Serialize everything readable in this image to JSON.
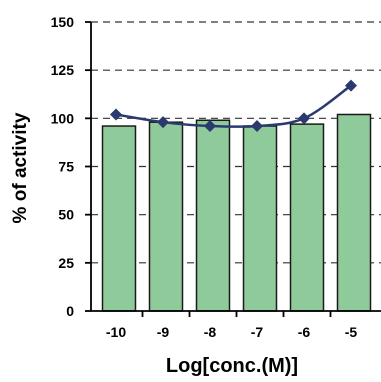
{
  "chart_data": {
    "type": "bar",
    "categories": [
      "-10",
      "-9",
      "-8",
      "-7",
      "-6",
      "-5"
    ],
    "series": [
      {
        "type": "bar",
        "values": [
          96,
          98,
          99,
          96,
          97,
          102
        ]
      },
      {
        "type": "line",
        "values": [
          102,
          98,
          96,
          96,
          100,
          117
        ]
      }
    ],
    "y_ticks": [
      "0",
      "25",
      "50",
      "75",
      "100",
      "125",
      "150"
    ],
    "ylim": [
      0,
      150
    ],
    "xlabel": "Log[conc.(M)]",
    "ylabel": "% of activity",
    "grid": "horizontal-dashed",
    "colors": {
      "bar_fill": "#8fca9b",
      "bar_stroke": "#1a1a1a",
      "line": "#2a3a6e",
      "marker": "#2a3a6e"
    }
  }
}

* * *

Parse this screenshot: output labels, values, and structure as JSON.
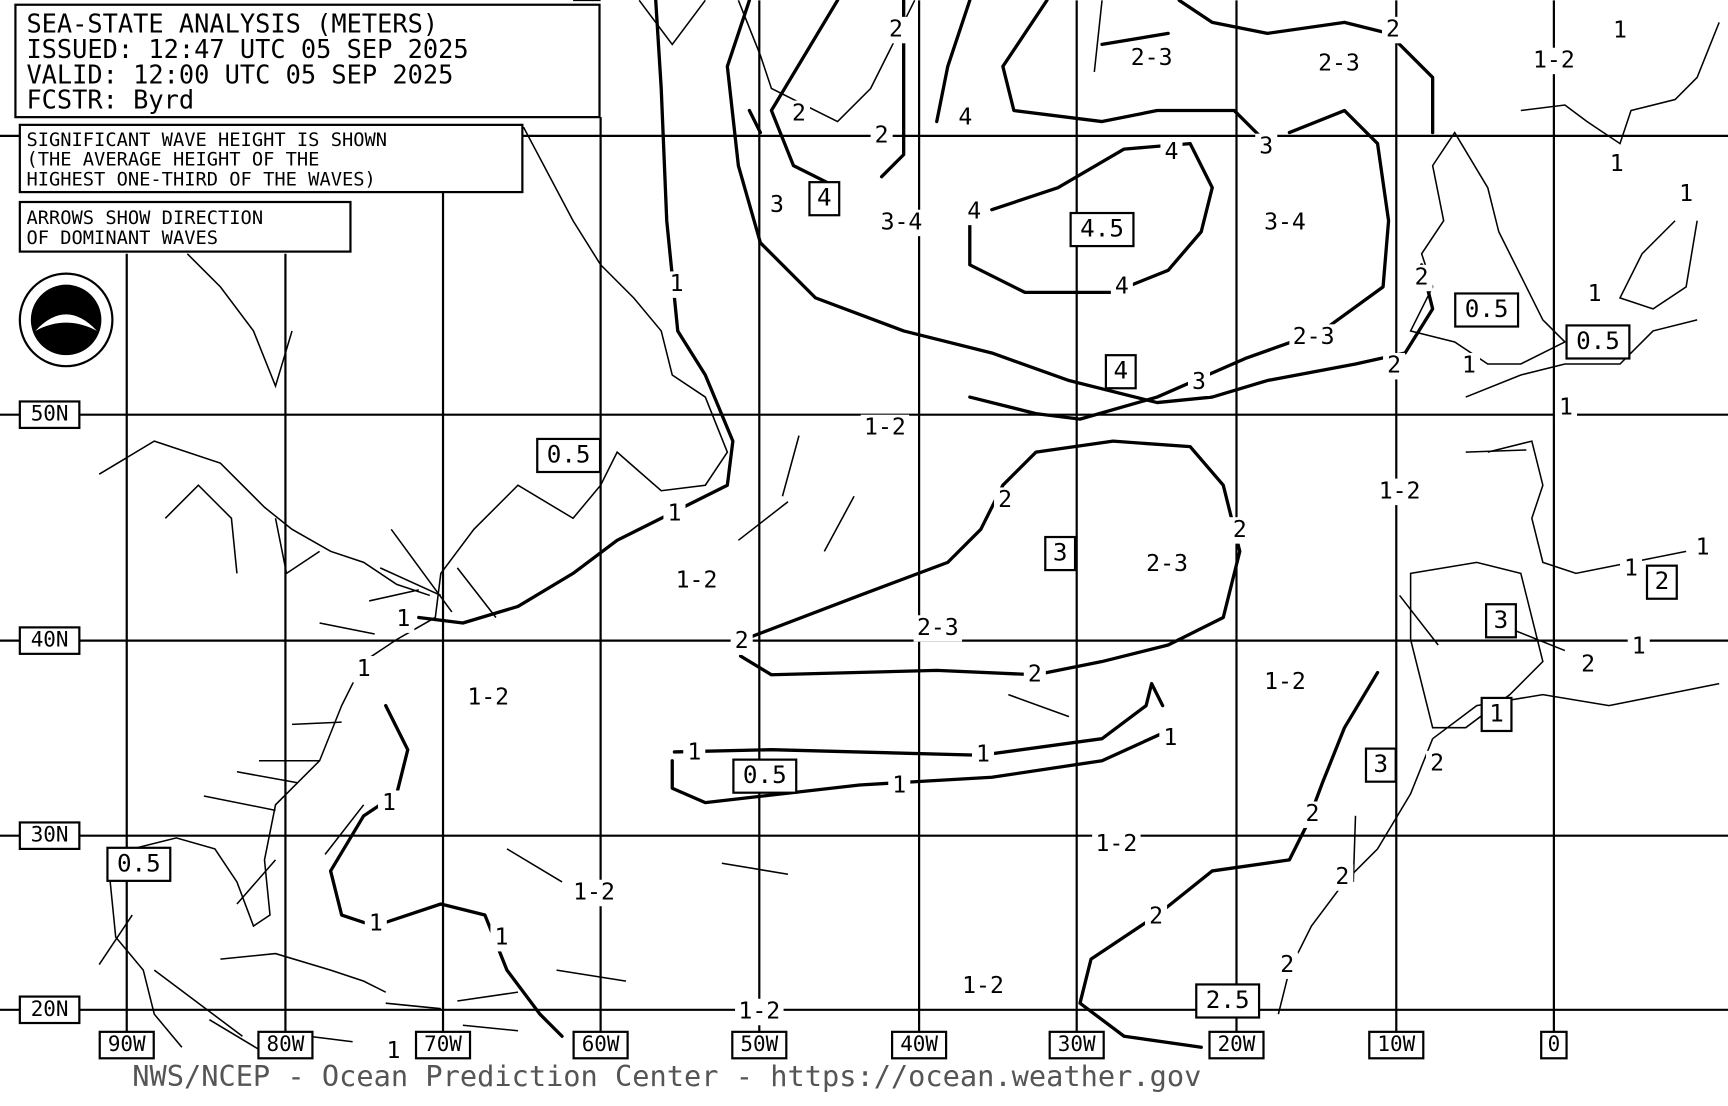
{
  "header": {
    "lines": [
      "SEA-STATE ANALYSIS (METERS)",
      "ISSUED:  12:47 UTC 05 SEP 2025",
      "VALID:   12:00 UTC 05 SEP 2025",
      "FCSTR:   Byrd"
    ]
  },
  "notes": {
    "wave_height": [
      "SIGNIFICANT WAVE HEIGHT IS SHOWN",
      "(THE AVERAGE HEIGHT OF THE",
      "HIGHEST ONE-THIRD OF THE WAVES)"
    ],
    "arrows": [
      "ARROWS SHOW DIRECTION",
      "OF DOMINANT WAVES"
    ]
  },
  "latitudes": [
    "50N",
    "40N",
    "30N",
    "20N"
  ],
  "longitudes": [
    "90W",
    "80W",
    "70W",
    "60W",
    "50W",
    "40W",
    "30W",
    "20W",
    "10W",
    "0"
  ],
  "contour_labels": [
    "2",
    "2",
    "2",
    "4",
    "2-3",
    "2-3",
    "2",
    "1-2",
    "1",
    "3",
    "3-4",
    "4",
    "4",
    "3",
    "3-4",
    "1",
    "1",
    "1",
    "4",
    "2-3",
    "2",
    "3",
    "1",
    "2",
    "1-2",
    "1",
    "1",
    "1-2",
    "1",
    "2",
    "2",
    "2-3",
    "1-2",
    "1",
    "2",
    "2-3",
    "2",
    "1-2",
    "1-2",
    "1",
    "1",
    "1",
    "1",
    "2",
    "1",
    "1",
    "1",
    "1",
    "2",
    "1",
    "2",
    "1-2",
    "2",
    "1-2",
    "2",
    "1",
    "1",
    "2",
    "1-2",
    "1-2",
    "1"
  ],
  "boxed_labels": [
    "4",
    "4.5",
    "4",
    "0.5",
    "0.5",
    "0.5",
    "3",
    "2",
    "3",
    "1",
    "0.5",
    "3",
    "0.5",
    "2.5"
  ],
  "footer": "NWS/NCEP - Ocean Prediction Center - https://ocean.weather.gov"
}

...

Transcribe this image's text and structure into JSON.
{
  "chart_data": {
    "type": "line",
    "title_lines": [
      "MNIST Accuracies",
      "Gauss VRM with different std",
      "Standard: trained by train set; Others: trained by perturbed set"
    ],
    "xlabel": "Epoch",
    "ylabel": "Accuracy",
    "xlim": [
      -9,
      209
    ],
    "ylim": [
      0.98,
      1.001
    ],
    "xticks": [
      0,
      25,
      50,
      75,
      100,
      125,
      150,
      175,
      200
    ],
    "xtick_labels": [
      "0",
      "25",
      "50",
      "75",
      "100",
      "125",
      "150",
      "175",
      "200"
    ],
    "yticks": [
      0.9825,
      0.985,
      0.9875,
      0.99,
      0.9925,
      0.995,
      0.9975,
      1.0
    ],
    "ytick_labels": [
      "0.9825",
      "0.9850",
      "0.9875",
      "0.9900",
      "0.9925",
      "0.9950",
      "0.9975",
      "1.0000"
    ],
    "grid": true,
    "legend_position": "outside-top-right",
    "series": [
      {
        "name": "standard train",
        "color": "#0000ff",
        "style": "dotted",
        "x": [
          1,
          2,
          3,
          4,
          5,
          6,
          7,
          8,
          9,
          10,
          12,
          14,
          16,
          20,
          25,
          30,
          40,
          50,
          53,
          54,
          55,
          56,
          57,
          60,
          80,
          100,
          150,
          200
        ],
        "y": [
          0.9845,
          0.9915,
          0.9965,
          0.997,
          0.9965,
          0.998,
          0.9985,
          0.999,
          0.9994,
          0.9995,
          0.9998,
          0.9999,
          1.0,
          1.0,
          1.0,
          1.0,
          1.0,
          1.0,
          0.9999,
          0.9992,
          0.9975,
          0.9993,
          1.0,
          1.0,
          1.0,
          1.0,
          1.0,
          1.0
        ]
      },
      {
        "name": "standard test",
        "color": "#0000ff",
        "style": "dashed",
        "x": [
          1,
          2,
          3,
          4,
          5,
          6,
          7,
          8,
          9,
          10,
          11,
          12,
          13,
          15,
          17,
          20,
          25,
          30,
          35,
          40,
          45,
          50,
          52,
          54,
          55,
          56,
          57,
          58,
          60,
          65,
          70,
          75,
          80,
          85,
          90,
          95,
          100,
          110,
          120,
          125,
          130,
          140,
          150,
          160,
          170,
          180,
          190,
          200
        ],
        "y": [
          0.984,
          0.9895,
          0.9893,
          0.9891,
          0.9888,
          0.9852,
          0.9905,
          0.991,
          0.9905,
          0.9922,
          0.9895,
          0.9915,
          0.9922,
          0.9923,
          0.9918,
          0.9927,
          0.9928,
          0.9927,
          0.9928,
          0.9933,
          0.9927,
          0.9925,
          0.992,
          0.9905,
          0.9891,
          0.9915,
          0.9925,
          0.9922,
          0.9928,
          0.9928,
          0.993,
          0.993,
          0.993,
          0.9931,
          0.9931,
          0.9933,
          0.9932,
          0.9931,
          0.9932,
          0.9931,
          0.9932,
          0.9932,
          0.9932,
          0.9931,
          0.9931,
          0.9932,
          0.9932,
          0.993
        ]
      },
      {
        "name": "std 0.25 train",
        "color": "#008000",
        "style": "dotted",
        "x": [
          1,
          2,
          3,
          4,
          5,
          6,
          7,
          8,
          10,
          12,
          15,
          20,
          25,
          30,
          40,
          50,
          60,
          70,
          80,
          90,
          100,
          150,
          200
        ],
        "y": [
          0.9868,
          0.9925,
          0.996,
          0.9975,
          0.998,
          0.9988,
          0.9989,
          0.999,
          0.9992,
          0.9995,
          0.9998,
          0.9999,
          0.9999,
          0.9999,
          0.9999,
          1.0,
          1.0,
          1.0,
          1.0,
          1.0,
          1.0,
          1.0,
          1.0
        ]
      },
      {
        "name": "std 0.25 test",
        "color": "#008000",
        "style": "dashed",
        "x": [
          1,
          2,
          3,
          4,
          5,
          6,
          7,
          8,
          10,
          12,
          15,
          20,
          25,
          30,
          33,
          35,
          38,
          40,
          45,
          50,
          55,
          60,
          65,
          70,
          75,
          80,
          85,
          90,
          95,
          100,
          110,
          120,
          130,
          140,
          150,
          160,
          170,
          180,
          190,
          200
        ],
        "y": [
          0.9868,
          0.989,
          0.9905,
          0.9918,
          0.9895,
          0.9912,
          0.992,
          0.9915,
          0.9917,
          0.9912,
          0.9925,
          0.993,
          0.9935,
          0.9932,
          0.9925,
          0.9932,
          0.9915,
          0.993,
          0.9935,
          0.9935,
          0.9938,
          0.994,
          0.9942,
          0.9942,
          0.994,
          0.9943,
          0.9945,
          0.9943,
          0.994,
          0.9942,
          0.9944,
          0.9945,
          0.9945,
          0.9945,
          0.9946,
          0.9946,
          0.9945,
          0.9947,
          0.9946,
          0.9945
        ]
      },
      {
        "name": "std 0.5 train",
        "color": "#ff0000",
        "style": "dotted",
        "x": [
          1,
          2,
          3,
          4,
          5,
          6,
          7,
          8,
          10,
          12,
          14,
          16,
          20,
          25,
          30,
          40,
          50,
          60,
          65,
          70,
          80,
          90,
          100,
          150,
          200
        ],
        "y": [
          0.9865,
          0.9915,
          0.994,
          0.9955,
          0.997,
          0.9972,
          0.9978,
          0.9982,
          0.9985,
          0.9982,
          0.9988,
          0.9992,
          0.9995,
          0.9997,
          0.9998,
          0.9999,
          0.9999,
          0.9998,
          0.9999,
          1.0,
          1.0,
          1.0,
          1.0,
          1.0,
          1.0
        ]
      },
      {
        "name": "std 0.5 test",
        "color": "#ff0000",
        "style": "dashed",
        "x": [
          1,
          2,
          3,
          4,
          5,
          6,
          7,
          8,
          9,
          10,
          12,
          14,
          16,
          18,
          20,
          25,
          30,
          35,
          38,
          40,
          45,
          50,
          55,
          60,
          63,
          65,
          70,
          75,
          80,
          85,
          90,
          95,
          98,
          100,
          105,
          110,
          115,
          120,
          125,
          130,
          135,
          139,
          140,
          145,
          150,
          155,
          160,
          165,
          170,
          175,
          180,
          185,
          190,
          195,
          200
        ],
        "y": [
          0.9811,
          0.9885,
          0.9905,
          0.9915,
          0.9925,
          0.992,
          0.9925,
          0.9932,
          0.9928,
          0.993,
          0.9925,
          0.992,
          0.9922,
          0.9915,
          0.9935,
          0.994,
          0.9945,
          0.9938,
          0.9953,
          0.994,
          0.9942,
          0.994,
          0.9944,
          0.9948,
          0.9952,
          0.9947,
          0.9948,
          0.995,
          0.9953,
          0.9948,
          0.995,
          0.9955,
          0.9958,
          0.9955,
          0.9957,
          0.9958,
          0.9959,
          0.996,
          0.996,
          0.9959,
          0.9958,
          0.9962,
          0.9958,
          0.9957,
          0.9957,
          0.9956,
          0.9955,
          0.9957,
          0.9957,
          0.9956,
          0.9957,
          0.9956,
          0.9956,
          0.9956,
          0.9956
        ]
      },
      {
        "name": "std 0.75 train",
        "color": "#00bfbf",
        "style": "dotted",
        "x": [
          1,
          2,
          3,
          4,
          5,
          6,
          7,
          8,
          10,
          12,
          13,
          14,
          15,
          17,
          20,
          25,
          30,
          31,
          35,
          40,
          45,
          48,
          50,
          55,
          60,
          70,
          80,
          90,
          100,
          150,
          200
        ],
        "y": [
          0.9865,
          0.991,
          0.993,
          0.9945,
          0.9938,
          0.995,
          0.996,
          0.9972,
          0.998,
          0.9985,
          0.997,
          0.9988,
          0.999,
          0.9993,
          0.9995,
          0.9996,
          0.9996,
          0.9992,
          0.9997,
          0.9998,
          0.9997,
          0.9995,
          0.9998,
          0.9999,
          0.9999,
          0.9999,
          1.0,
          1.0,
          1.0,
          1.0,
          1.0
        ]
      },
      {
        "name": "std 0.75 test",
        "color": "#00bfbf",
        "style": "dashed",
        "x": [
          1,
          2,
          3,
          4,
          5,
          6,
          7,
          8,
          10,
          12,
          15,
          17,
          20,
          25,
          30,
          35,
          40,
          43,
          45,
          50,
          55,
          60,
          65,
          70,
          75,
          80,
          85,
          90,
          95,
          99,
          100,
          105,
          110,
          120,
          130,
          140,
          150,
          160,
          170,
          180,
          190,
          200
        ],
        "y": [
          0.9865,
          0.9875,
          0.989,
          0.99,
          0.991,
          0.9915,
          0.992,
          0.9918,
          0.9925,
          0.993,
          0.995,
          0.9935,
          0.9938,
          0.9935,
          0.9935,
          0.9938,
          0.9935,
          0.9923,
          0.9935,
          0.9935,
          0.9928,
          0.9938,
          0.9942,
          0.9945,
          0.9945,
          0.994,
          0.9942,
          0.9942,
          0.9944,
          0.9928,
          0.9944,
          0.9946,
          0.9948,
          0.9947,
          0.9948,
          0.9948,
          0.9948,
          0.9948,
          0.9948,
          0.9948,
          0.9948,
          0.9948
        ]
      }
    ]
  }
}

DIRECTION >> Gather each line in the data that holds the string "JSON".

THE RESULT >>
Serialize everything readable in this image to JSON.
Parse this screenshot: output labels, values, and structure as JSON.
Transcribe this image's text and structure into JSON.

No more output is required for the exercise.